Show each line from the listing that includes the word "Öznitelik".

* begin INFORMATION PROVIDED *

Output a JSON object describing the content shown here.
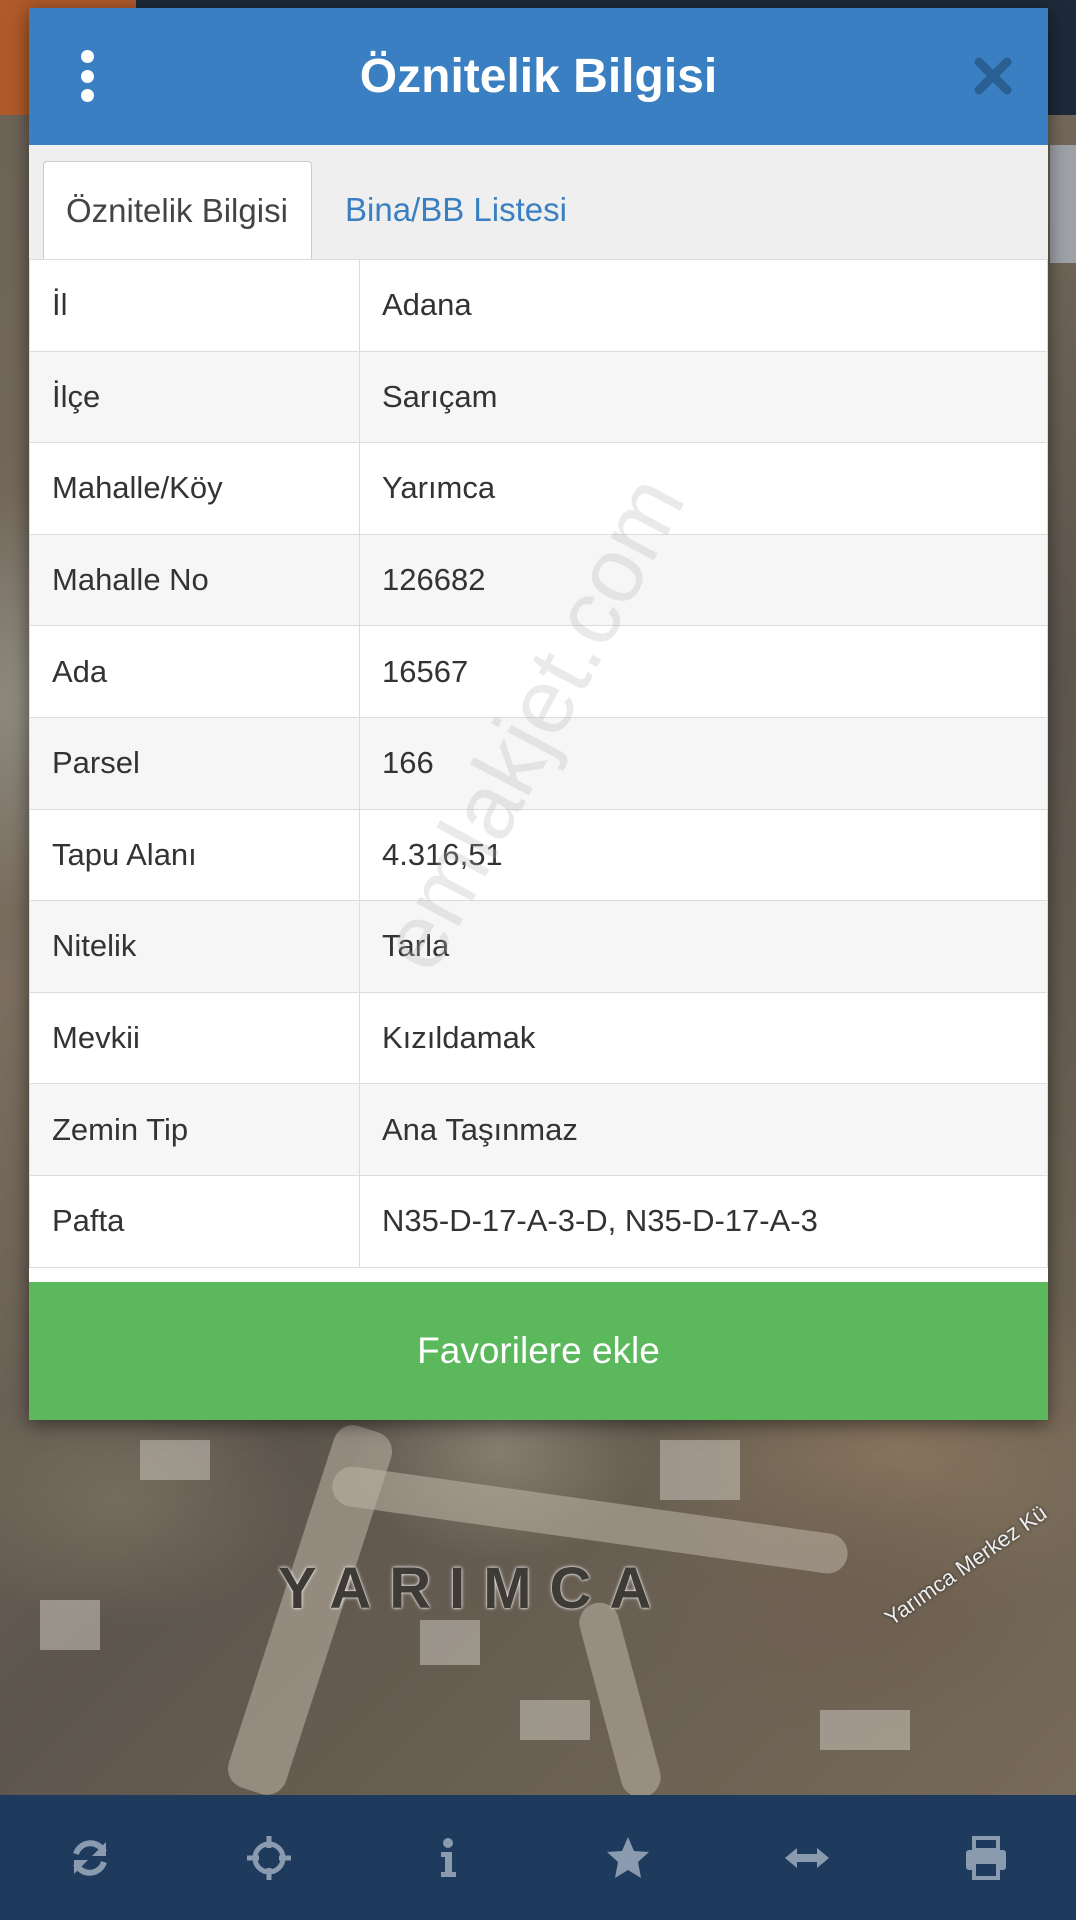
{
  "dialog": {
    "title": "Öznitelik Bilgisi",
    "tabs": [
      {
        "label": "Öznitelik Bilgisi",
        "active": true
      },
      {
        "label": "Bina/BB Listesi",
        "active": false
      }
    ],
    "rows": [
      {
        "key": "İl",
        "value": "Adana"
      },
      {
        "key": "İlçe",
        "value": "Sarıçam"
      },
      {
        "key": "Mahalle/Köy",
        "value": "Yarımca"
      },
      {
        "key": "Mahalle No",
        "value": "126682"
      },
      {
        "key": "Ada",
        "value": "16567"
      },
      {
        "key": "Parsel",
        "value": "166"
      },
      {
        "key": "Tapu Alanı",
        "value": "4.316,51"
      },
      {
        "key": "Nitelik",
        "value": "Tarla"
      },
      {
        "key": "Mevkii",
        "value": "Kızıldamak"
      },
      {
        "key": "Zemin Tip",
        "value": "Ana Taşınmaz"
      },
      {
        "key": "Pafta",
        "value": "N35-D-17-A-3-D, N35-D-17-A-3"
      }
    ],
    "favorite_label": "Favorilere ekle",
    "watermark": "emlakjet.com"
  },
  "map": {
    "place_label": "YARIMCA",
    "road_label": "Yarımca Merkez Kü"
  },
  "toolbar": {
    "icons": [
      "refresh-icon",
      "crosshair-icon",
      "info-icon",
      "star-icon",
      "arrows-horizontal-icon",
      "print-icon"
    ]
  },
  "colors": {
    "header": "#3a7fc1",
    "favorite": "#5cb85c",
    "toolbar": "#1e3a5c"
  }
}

* end INFORMATION PROVIDED *

** REPLY **
    "title": "Öznitelik Bilgisi",
        "label": "Öznitelik Bilgisi",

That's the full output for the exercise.